## TASK OBJECTIVE
Print each entry below precisely as shown.

Document page entries with text
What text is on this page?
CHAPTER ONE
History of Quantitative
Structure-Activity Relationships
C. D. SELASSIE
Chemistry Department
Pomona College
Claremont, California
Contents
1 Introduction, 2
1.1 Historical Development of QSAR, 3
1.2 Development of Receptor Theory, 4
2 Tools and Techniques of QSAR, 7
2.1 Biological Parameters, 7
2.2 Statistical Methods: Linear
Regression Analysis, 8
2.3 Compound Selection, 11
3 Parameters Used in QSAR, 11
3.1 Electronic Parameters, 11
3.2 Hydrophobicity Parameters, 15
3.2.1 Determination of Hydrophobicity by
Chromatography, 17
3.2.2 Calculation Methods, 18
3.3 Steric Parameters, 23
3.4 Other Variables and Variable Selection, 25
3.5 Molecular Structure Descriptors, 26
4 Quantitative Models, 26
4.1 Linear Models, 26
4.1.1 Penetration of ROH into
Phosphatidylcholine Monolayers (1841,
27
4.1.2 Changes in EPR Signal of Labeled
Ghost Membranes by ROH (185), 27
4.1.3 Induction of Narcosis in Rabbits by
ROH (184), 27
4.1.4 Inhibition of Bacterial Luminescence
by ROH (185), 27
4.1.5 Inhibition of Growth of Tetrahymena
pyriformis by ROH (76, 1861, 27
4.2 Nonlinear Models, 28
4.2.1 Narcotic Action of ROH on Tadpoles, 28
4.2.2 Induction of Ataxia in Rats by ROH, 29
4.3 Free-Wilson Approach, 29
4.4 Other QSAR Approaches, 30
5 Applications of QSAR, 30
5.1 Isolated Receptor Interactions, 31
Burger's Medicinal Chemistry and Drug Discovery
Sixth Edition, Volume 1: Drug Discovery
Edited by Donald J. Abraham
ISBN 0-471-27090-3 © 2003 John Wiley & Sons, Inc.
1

## SOLUTION TO THE PROBLEM
What text is on this page?
CHAPTER ONE
History of Quantitative
Structure-Activity Relationships
C. D. SELASSIE
Chemistry Department
Pomona College
Claremont, California
Contents
1 Introduction, 2
1.1 Historical Development of QSAR, 3
1.2 Development of Receptor Theory, 4
2 Tools and Techniques of QSAR, 7
2.1 Biological Parameters, 7
2.2 Statistical Methods: Linear
Regression Analysis, 8
2.3 Compound Selection, 11
3 Parameters Used in QSAR, 11
3.1 Electronic Parameters, 11
3.2 Hydrophobicity Parameters, 15
3.2.1 Determination of Hydrophobicity by
Chromatography, 17
3.2.2 Calculation Methods, 18
3.3 Steric Parameters, 23
3.4 Other Variables and Variable Selection, 25
3.5 Molecular Structure Descriptors, 26
4 Quantitative Models, 26
4.1 Linear Models, 26
4.1.1 Penetration of ROH into
Phosphatidylcholine Monolayers (1841,
27
4.1.2 Changes in EPR Signal of Labeled
Ghost Membranes by ROH (185), 27
4.1.3 Induction of Narcosis in Rabbits by
ROH (184), 27
4.1.4 Inhibition of Bacterial Luminescence
by ROH (185), 27
4.1.5 Inhibition of Growth of Tetrahymena
pyriformis by ROH (76, 1861, 27
4.2 Nonlinear Models, 28
4.2.1 Narcotic Action of ROH on Tadpoles, 28
4.2.2 Induction of Ataxia in Rats by ROH, 29
4.3 Free-Wilson Approach, 29
4.4 Other QSAR Approaches, 30
5 Applications of QSAR, 30
5.1 Isolated Receptor Interactions, 31
Burger's Medicinal Chemistry and Drug Discovery
Sixth Edition, Volume 1: Drug Discovery
Edited by Donald J. Abraham
ISBN 0-471-27090-3 © 2003 John Wiley & Sons, Inc.
1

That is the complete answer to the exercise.